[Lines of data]
◇ ◇ ◇ ◇
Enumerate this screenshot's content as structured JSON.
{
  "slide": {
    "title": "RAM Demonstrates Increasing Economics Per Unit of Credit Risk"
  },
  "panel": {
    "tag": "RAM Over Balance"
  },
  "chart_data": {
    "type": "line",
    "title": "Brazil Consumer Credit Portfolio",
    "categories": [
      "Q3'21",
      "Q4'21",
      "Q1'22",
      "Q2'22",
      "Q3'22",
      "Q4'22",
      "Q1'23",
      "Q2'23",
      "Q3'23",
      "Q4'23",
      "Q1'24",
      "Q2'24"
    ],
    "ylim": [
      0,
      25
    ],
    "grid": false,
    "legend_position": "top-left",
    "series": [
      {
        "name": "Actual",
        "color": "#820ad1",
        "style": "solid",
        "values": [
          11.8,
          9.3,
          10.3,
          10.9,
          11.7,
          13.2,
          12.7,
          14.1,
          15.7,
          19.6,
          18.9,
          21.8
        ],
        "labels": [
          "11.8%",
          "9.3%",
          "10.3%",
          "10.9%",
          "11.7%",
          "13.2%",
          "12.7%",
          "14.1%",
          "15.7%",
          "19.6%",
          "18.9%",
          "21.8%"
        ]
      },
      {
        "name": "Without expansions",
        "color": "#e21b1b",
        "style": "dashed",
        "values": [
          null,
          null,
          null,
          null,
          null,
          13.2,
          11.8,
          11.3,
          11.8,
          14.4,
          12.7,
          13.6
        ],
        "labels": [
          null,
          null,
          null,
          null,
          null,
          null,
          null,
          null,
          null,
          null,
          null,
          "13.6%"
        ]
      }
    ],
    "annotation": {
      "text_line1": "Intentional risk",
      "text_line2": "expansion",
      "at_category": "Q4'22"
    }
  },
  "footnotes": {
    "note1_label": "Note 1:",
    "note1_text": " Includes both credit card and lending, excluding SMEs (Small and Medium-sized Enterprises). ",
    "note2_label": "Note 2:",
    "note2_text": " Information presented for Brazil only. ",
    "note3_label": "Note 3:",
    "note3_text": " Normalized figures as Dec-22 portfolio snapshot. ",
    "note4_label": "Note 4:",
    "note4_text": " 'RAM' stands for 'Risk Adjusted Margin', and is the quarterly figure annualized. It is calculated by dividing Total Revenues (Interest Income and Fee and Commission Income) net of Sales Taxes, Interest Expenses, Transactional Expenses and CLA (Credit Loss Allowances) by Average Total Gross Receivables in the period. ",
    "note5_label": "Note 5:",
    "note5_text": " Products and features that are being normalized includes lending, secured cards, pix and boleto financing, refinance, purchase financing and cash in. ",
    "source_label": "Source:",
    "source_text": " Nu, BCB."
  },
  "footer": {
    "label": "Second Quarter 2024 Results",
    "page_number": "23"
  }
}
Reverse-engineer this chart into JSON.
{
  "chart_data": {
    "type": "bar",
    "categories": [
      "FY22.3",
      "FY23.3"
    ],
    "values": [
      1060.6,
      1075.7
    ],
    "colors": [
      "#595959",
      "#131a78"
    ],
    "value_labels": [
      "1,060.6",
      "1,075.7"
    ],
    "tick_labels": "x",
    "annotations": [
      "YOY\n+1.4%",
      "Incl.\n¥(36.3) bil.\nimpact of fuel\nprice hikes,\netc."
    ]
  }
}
◇ ◇ ◇ ◇
● Stated goal: Choose all lines containing the string "name" and copy them out.

● Reply:
        "name": "Actual",
        "name": "Without expansions",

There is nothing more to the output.